[Extracted data entries]
>> Begin

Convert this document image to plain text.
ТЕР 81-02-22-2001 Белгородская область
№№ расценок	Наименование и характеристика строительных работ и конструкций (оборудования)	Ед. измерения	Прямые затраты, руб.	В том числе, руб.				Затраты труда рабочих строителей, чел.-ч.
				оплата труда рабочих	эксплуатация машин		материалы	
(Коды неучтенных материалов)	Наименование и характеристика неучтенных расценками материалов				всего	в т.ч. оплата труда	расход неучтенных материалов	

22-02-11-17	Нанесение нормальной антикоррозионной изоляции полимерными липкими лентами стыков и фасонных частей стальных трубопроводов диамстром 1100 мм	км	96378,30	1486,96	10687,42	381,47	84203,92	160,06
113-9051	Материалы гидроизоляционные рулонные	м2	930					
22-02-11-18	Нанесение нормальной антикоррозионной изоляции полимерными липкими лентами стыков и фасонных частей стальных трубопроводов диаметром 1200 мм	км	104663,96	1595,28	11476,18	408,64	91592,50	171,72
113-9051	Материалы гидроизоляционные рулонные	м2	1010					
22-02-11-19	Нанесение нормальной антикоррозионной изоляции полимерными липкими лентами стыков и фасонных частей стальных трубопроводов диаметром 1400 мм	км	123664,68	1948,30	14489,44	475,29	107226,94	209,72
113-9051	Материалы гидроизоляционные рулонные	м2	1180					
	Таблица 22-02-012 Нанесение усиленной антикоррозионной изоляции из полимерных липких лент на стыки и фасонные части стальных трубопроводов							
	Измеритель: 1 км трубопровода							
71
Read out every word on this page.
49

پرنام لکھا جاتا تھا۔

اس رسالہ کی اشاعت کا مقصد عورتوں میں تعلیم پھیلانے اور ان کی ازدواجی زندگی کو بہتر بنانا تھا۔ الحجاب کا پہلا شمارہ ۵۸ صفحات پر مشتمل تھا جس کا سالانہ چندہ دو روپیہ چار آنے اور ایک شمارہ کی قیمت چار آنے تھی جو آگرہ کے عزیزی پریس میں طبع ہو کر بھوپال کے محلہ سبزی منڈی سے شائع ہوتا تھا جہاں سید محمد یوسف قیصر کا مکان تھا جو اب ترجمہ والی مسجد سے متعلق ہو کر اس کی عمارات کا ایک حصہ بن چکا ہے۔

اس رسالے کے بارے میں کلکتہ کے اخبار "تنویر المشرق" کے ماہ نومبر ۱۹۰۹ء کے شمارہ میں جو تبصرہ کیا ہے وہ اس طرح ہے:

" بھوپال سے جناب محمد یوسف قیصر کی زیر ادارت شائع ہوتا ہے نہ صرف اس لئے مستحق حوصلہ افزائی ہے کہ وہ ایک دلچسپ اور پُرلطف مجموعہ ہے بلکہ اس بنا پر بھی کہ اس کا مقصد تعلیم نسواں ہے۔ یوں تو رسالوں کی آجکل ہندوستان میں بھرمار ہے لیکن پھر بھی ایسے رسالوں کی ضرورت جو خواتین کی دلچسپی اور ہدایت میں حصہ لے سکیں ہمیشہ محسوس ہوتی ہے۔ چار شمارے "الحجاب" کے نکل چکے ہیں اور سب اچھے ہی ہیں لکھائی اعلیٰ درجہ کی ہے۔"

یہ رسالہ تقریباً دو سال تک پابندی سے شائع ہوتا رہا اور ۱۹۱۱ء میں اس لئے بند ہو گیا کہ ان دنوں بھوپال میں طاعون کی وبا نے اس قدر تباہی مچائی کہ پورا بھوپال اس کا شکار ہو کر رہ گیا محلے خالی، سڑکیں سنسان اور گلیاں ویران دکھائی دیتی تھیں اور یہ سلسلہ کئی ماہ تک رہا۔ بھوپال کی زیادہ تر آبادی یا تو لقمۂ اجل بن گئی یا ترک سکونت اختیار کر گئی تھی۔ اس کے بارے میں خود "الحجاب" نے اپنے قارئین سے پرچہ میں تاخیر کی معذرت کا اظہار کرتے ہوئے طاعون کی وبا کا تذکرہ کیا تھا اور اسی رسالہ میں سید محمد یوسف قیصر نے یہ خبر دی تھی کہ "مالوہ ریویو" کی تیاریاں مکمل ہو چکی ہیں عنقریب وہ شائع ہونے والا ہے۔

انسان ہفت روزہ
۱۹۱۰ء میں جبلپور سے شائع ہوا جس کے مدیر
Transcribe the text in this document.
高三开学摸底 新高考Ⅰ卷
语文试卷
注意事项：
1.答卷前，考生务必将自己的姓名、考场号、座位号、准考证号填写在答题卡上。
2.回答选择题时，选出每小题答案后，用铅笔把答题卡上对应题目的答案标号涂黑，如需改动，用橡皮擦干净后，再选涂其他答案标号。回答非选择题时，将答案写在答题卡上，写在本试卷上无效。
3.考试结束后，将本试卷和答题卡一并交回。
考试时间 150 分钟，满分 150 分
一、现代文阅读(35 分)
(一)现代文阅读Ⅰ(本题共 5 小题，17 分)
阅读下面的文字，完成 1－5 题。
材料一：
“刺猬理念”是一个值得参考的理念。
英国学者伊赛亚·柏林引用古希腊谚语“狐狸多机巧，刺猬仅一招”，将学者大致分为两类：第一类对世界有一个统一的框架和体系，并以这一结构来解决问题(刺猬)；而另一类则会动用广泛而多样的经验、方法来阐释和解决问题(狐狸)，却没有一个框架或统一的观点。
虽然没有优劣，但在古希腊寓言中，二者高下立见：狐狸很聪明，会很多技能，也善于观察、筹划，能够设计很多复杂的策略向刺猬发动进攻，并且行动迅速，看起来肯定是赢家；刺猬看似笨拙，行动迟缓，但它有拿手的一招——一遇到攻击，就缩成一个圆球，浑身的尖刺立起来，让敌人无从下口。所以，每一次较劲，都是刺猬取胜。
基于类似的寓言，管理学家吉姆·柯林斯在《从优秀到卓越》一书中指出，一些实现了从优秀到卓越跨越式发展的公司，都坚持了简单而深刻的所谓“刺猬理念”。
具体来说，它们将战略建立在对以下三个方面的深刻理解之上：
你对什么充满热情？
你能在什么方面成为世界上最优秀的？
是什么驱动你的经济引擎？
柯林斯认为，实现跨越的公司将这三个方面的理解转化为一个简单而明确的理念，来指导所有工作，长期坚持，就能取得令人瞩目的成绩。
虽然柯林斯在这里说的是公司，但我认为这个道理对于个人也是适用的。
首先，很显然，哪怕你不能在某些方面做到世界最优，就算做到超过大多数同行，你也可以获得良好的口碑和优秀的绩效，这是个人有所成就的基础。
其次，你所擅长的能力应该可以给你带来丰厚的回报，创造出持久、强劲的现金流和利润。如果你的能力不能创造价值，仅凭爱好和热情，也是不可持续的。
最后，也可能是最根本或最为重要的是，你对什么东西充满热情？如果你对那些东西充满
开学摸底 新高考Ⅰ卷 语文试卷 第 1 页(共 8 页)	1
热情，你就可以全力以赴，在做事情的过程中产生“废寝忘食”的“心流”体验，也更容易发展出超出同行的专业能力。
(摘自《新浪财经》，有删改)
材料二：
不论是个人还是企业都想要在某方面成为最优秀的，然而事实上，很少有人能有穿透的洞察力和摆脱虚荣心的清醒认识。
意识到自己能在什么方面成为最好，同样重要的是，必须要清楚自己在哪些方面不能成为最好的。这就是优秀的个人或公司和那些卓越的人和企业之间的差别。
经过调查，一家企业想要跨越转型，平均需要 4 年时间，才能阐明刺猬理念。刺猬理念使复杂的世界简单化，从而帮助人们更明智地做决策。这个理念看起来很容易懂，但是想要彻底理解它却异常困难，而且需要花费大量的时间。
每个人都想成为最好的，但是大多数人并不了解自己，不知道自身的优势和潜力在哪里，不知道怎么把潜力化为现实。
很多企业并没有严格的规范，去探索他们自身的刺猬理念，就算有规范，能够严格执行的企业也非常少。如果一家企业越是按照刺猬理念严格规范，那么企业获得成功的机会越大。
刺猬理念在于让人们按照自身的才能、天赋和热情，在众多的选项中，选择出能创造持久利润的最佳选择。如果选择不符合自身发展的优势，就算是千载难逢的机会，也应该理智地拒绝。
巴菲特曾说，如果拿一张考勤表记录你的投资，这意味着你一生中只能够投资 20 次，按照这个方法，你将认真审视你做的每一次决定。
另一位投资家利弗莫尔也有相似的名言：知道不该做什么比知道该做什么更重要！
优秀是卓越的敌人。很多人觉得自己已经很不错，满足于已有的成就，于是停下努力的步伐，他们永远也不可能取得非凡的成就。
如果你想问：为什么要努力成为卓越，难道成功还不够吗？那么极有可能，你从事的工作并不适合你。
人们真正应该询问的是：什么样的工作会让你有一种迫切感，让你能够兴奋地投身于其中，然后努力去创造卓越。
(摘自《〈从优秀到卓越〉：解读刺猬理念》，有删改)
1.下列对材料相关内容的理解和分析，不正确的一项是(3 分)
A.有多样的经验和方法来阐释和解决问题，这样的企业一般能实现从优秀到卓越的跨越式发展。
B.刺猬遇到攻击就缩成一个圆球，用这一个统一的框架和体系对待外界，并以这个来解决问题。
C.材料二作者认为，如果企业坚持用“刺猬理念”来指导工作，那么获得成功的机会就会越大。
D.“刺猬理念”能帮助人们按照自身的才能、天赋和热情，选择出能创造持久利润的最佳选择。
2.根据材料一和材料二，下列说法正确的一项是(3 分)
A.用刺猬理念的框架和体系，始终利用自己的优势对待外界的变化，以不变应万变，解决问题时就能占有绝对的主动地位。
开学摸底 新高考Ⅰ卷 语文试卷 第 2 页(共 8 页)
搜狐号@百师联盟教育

>> End

— Requirement —
Where a line above holds the string "труда", show that line.

— Worked answer —
№№ расценок	Наименование и характеристика строительных работ и конструкций (оборудования)	Ед. измерения	Прямые затраты, руб.	В том числе, руб.				Затраты труда рабочих строителей, чел.-ч.
				оплата труда рабочих	эксплуатация машин		материалы	
(Коды неучтенных материалов)	Наименование и характеристика неучтенных расценками материалов				всего	в т.ч. оплата труда	расход неучтенных материалов	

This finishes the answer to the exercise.